Instructions to follow: Repeat each entry in full, exactly.

— START —

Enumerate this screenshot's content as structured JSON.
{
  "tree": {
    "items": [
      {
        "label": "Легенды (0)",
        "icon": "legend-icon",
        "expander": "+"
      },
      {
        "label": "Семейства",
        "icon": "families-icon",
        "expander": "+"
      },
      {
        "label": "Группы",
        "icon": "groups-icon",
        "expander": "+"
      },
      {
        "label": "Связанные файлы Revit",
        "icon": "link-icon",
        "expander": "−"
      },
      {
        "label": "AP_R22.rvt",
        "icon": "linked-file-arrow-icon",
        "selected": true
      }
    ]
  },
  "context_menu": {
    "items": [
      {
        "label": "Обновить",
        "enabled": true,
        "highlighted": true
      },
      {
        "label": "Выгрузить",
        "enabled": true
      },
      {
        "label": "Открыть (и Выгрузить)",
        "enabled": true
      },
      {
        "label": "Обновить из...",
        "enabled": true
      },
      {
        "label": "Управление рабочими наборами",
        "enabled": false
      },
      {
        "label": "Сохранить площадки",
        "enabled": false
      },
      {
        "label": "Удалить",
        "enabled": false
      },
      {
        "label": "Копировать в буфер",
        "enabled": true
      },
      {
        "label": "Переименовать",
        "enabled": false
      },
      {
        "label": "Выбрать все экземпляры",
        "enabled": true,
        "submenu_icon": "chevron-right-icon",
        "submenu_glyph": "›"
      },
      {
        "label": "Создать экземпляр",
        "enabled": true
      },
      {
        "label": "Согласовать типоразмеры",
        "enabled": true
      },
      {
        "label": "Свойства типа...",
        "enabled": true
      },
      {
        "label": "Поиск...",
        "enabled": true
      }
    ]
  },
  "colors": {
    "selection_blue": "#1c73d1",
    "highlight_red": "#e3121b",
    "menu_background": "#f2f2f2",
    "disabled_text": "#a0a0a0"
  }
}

— END —

Result for this task:
Enumerate this screenshot's content as structured JSON.
{
  "tree": {
    "items": [
      {
        "label": "Легенды (0)",
        "icon": "legend-icon",
        "expander": "+"
      },
      {
        "label": "Семейства",
        "icon": "families-icon",
        "expander": "+"
      },
      {
        "label": "Группы",
        "icon": "groups-icon",
        "expander": "+"
      },
      {
        "label": "Связанные файлы Revit",
        "icon": "link-icon",
        "expander": "−"
      },
      {
        "label": "AP_R22.rvt",
        "icon": "linked-file-arrow-icon",
        "selected": true
      }
    ]
  },
  "context_menu": {
    "items": [
      {
        "label": "Обновить",
        "enabled": true,
        "highlighted": true
      },
      {
        "label": "Выгрузить",
        "enabled": true
      },
      {
        "label": "Открыть (и Выгрузить)",
        "enabled": true
      },
      {
        "label": "Обновить из...",
        "enabled": true
      },
      {
        "label": "Управление рабочими наборами",
        "enabled": false
      },
      {
        "label": "Сохранить площадки",
        "enabled": false
      },
      {
        "label": "Удалить",
        "enabled": false
      },
      {
        "label": "Копировать в буфер",
        "enabled": true
      },
      {
        "label": "Переименовать",
        "enabled": false
      },
      {
        "label": "Выбрать все экземпляры",
        "enabled": true,
        "submenu_icon": "chevron-right-icon",
        "submenu_glyph": "›"
      },
      {
        "label": "Создать экземпляр",
        "enabled": true
      },
      {
        "label": "Согласовать типоразмеры",
        "enabled": true
      },
      {
        "label": "Свойства типа...",
        "enabled": true
      },
      {
        "label": "Поиск...",
        "enabled": true
      }
    ]
  },
  "colors": {
    "selection_blue": "#1c73d1",
    "highlight_red": "#e3121b",
    "menu_background": "#f2f2f2",
    "disabled_text": "#a0a0a0"
  }
}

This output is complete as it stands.